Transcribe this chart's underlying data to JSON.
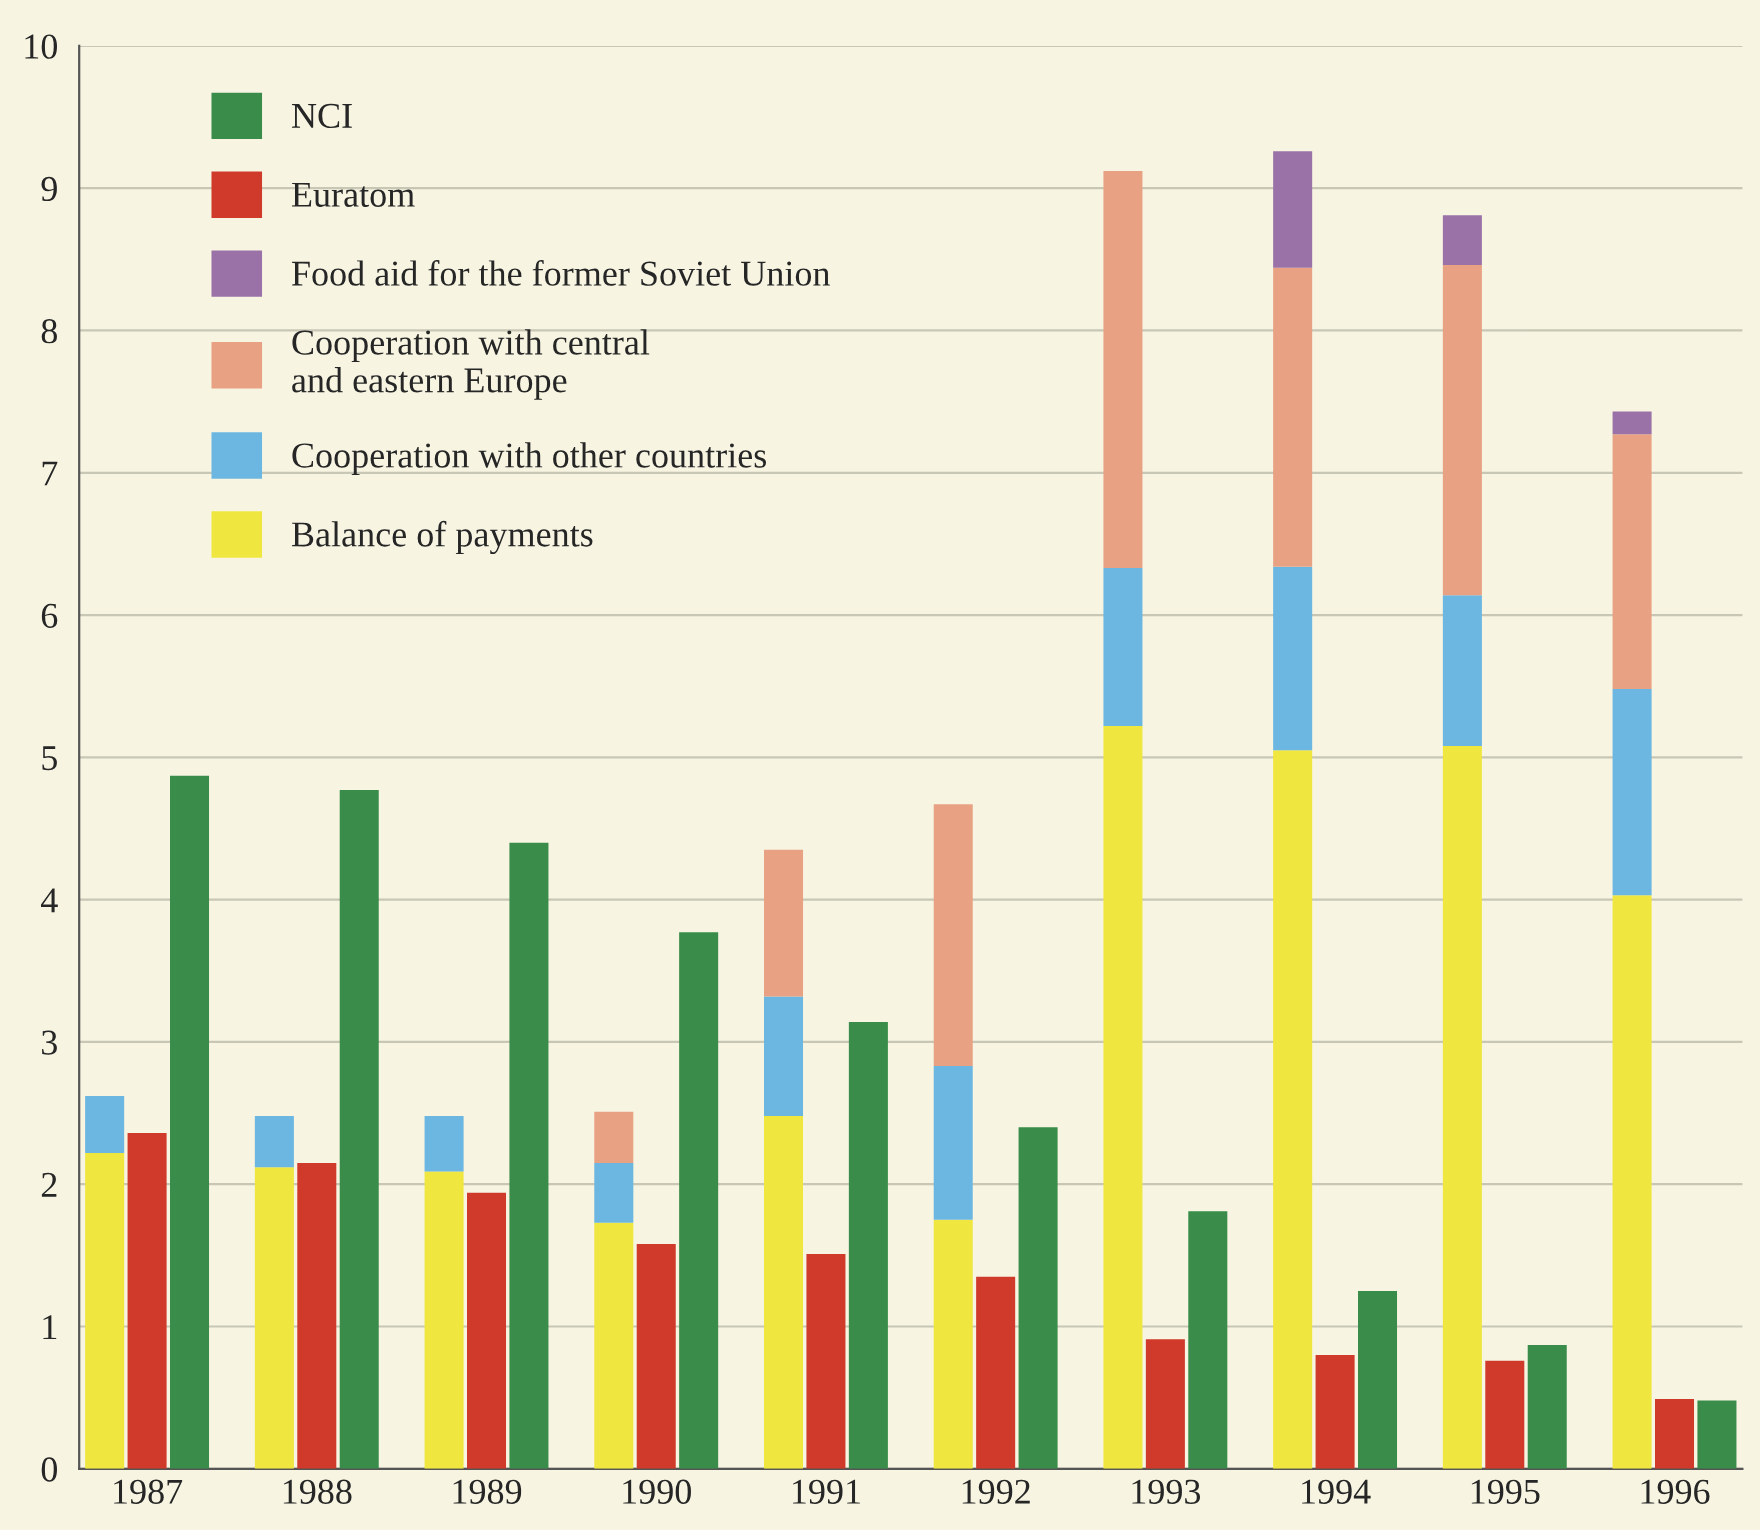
{
  "chart_data": {
    "type": "bar",
    "stacked": true,
    "categories": [
      null,
      "1987",
      null,
      null,
      null,
      "1988",
      null,
      null,
      null,
      "1989",
      null,
      null,
      null,
      "1990",
      null,
      null,
      null,
      "1991",
      null,
      null,
      null,
      "1992",
      null,
      null,
      null,
      "1993",
      null,
      null,
      null,
      "1994",
      null,
      null,
      null,
      "1995",
      null,
      null,
      null,
      "1996",
      null
    ],
    "series": [
      {
        "name": "Balance of payments",
        "color": "#f0e640",
        "values": [
          2.22,
          null,
          null,
          null,
          2.12,
          null,
          null,
          null,
          2.09,
          null,
          null,
          null,
          1.73,
          null,
          null,
          null,
          2.48,
          null,
          null,
          null,
          1.75,
          null,
          null,
          null,
          5.22,
          null,
          null,
          null,
          5.05,
          null,
          null,
          null,
          5.08,
          null,
          null,
          null,
          4.03,
          null,
          null
        ]
      },
      {
        "name": "Cooperation with other countries",
        "color": "#6cb6e2",
        "values": [
          0.4,
          null,
          null,
          null,
          0.36,
          null,
          null,
          null,
          0.39,
          null,
          null,
          null,
          0.42,
          null,
          null,
          null,
          0.84,
          null,
          null,
          null,
          1.08,
          null,
          null,
          null,
          1.11,
          null,
          null,
          null,
          1.29,
          null,
          null,
          null,
          1.06,
          null,
          null,
          null,
          1.45,
          null,
          null
        ]
      },
      {
        "name": "Cooperation with central\nand eastern Europe",
        "color": "#e8a283",
        "values": [
          null,
          null,
          null,
          null,
          null,
          null,
          null,
          null,
          null,
          null,
          null,
          null,
          0.36,
          null,
          null,
          null,
          1.03,
          null,
          null,
          null,
          1.84,
          null,
          null,
          null,
          2.79,
          null,
          null,
          null,
          2.1,
          null,
          null,
          null,
          2.32,
          null,
          null,
          null,
          1.79,
          null,
          null
        ]
      },
      {
        "name": "Food aid for the former Soviet Union",
        "color": "#9a72a8",
        "values": [
          null,
          null,
          null,
          null,
          null,
          null,
          null,
          null,
          null,
          null,
          null,
          null,
          null,
          null,
          null,
          null,
          null,
          null,
          null,
          null,
          null,
          null,
          null,
          null,
          null,
          null,
          null,
          null,
          0.82,
          null,
          null,
          null,
          0.35,
          null,
          null,
          null,
          0.16,
          null,
          null
        ]
      },
      {
        "name": "Euratom",
        "color": "#d03a2a",
        "values": [
          null,
          2.36,
          null,
          null,
          null,
          2.15,
          null,
          null,
          null,
          1.94,
          null,
          null,
          null,
          1.58,
          null,
          null,
          null,
          1.51,
          null,
          null,
          null,
          1.35,
          null,
          null,
          null,
          0.91,
          null,
          null,
          null,
          0.8,
          null,
          null,
          null,
          0.76,
          null,
          null,
          null,
          0.49,
          null
        ]
      },
      {
        "name": "NCI",
        "color": "#3a8c4a",
        "values": [
          null,
          null,
          4.87,
          null,
          null,
          null,
          4.77,
          null,
          null,
          null,
          4.4,
          null,
          null,
          null,
          3.77,
          null,
          null,
          null,
          3.14,
          null,
          null,
          null,
          2.4,
          null,
          null,
          null,
          1.81,
          null,
          null,
          null,
          1.25,
          null,
          null,
          null,
          0.87,
          null,
          null,
          null,
          0.48
        ]
      }
    ],
    "ylim": [
      0,
      10
    ],
    "yticks": [
      0,
      1,
      2,
      3,
      4,
      5,
      6,
      7,
      8,
      9,
      10
    ],
    "grid": "y",
    "legend": "top left"
  }
}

★ ★ ★ ★

__What to do__:
Quote every line word for word and keep the images out of the copy.

__Output__:
Transcribe this chart's underlying data to JSON.
{
  "chart_data": {
    "type": "bar",
    "stacked": true,
    "categories": [
      null,
      "1987",
      null,
      null,
      null,
      "1988",
      null,
      null,
      null,
      "1989",
      null,
      null,
      null,
      "1990",
      null,
      null,
      null,
      "1991",
      null,
      null,
      null,
      "1992",
      null,
      null,
      null,
      "1993",
      null,
      null,
      null,
      "1994",
      null,
      null,
      null,
      "1995",
      null,
      null,
      null,
      "1996",
      null
    ],
    "series": [
      {
        "name": "Balance of payments",
        "color": "#f0e640",
        "values": [
          2.22,
          null,
          null,
          null,
          2.12,
          null,
          null,
          null,
          2.09,
          null,
          null,
          null,
          1.73,
          null,
          null,
          null,
          2.48,
          null,
          null,
          null,
          1.75,
          null,
          null,
          null,
          5.22,
          null,
          null,
          null,
          5.05,
          null,
          null,
          null,
          5.08,
          null,
          null,
          null,
          4.03,
          null,
          null
        ]
      },
      {
        "name": "Cooperation with other countries",
        "color": "#6cb6e2",
        "values": [
          0.4,
          null,
          null,
          null,
          0.36,
          null,
          null,
          null,
          0.39,
          null,
          null,
          null,
          0.42,
          null,
          null,
          null,
          0.84,
          null,
          null,
          null,
          1.08,
          null,
          null,
          null,
          1.11,
          null,
          null,
          null,
          1.29,
          null,
          null,
          null,
          1.06,
          null,
          null,
          null,
          1.45,
          null,
          null
        ]
      },
      {
        "name": "Cooperation with central\nand eastern Europe",
        "color": "#e8a283",
        "values": [
          null,
          null,
          null,
          null,
          null,
          null,
          null,
          null,
          null,
          null,
          null,
          null,
          0.36,
          null,
          null,
          null,
          1.03,
          null,
          null,
          null,
          1.84,
          null,
          null,
          null,
          2.79,
          null,
          null,
          null,
          2.1,
          null,
          null,
          null,
          2.32,
          null,
          null,
          null,
          1.79,
          null,
          null
        ]
      },
      {
        "name": "Food aid for the former Soviet Union",
        "color": "#9a72a8",
        "values": [
          null,
          null,
          null,
          null,
          null,
          null,
          null,
          null,
          null,
          null,
          null,
          null,
          null,
          null,
          null,
          null,
          null,
          null,
          null,
          null,
          null,
          null,
          null,
          null,
          null,
          null,
          null,
          null,
          0.82,
          null,
          null,
          null,
          0.35,
          null,
          null,
          null,
          0.16,
          null,
          null
        ]
      },
      {
        "name": "Euratom",
        "color": "#d03a2a",
        "values": [
          null,
          2.36,
          null,
          null,
          null,
          2.15,
          null,
          null,
          null,
          1.94,
          null,
          null,
          null,
          1.58,
          null,
          null,
          null,
          1.51,
          null,
          null,
          null,
          1.35,
          null,
          null,
          null,
          0.91,
          null,
          null,
          null,
          0.8,
          null,
          null,
          null,
          0.76,
          null,
          null,
          null,
          0.49,
          null
        ]
      },
      {
        "name": "NCI",
        "color": "#3a8c4a",
        "values": [
          null,
          null,
          4.87,
          null,
          null,
          null,
          4.77,
          null,
          null,
          null,
          4.4,
          null,
          null,
          null,
          3.77,
          null,
          null,
          null,
          3.14,
          null,
          null,
          null,
          2.4,
          null,
          null,
          null,
          1.81,
          null,
          null,
          null,
          1.25,
          null,
          null,
          null,
          0.87,
          null,
          null,
          null,
          0.48
        ]
      }
    ],
    "ylim": [
      0,
      10
    ],
    "yticks": [
      0,
      1,
      2,
      3,
      4,
      5,
      6,
      7,
      8,
      9,
      10
    ],
    "grid": "y",
    "legend": "top left"
  }
}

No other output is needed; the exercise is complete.